═════ INPUT FOR THIS TASK

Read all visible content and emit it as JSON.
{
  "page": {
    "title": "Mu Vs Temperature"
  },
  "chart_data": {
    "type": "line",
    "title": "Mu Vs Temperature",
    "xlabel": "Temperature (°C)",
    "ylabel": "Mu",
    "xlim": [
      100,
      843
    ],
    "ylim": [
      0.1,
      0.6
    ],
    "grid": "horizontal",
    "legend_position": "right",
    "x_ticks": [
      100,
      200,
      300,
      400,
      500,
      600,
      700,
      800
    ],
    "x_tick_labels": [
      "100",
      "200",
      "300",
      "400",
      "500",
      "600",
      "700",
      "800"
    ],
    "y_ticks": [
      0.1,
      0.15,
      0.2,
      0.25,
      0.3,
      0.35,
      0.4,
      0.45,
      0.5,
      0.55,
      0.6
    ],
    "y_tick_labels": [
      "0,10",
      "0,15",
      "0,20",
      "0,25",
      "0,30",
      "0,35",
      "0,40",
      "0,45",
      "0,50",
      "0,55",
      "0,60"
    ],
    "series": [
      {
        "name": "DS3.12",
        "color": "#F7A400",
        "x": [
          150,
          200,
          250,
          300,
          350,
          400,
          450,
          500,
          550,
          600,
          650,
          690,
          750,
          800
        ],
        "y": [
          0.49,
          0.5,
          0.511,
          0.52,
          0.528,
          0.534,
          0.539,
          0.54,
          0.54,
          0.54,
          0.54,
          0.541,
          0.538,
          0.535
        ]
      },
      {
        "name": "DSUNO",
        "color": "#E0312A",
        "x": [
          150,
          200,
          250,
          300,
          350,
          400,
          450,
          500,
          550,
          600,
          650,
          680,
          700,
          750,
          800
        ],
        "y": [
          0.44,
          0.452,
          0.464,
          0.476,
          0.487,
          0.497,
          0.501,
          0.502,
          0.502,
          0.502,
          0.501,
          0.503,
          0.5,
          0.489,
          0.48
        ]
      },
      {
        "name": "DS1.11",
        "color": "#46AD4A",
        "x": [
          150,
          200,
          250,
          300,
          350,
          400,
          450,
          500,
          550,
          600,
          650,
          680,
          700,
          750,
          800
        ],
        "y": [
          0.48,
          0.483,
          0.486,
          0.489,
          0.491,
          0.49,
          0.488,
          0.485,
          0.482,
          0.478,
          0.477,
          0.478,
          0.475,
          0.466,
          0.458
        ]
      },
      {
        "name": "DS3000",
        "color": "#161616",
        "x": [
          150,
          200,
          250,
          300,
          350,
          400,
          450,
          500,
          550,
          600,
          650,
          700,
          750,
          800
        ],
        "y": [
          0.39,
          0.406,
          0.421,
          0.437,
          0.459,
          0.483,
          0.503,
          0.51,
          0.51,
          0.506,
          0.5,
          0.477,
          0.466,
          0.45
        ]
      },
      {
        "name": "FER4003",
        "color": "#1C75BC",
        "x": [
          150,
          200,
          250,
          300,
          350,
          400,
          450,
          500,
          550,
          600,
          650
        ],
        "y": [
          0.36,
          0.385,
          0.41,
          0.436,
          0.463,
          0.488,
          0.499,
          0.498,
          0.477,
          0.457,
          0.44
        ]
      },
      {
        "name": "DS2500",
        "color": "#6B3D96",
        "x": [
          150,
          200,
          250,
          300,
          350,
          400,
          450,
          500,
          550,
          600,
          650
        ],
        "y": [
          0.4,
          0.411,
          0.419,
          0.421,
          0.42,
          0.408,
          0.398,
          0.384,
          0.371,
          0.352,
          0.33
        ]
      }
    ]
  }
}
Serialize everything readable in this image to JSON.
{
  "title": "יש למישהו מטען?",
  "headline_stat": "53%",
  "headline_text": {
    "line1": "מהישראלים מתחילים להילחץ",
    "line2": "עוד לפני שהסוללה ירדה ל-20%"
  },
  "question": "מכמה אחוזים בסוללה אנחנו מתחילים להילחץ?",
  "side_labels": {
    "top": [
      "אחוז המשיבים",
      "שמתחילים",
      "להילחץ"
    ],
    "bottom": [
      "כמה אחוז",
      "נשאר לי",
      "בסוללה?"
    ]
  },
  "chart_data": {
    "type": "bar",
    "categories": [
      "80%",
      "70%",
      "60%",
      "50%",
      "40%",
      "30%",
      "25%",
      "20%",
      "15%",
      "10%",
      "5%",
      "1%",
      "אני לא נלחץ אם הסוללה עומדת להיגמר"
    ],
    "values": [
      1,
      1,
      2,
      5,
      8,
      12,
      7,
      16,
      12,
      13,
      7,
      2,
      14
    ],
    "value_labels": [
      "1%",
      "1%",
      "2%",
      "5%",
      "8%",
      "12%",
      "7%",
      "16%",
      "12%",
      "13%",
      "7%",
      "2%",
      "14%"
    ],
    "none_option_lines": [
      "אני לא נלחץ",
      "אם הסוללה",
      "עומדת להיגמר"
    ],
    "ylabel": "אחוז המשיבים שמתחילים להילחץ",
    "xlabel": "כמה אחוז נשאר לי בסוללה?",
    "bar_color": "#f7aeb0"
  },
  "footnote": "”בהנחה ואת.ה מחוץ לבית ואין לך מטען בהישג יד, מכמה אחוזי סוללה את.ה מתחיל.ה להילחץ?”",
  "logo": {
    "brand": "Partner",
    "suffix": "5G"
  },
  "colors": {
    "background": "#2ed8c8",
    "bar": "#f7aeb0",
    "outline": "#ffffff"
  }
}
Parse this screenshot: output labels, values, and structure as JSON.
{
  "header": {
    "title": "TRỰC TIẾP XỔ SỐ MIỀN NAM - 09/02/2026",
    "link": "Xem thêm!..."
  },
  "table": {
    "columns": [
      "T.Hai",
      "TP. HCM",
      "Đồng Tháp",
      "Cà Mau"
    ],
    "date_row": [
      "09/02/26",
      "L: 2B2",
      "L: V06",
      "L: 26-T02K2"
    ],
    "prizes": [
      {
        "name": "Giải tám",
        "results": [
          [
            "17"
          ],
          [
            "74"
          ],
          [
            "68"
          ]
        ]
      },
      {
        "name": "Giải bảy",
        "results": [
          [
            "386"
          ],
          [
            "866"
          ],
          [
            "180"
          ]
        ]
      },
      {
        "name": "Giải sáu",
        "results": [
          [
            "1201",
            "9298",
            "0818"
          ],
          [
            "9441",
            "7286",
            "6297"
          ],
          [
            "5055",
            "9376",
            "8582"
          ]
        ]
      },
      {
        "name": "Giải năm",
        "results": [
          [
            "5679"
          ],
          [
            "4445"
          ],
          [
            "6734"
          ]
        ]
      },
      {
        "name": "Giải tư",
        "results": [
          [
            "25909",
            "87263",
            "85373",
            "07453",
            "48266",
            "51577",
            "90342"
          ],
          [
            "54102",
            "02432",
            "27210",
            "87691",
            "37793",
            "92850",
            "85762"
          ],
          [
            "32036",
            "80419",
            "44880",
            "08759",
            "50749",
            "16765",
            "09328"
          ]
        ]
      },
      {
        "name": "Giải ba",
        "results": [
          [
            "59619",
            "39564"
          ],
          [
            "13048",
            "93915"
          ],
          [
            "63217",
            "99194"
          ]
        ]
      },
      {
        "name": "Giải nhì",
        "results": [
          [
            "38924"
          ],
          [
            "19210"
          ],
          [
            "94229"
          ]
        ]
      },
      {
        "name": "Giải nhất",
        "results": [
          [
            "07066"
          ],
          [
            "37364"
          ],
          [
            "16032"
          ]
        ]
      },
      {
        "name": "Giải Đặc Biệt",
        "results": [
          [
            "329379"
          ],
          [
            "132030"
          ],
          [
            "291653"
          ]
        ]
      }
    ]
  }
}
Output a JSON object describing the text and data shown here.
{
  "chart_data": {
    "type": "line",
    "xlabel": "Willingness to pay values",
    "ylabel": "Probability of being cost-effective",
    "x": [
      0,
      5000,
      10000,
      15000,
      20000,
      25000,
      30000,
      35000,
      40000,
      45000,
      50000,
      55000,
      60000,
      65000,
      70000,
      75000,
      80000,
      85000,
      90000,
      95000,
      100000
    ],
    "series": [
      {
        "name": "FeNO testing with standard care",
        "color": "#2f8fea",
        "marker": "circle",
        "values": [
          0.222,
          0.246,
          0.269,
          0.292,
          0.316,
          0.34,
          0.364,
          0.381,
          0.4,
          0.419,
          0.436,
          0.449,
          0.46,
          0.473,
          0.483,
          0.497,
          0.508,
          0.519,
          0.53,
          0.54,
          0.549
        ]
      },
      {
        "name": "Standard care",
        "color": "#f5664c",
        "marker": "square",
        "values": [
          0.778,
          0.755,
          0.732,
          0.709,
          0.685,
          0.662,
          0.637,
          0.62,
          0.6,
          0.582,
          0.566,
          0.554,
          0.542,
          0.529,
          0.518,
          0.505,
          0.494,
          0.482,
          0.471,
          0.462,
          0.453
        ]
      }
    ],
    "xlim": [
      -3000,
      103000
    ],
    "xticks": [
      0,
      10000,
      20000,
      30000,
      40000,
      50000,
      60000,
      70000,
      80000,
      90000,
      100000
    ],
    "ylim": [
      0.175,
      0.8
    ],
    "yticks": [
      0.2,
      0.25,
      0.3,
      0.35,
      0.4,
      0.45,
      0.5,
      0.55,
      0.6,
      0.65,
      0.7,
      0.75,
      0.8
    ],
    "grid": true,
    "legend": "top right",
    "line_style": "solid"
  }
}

══════════

### DIRECTION:
Where a line in the entries holds "עומדת", copy that line.

### SOLUTION TO THIS EXERCISE:
      "אני לא נלחץ אם הסוללה עומדת להיגמר"
      "עומדת להיגמר"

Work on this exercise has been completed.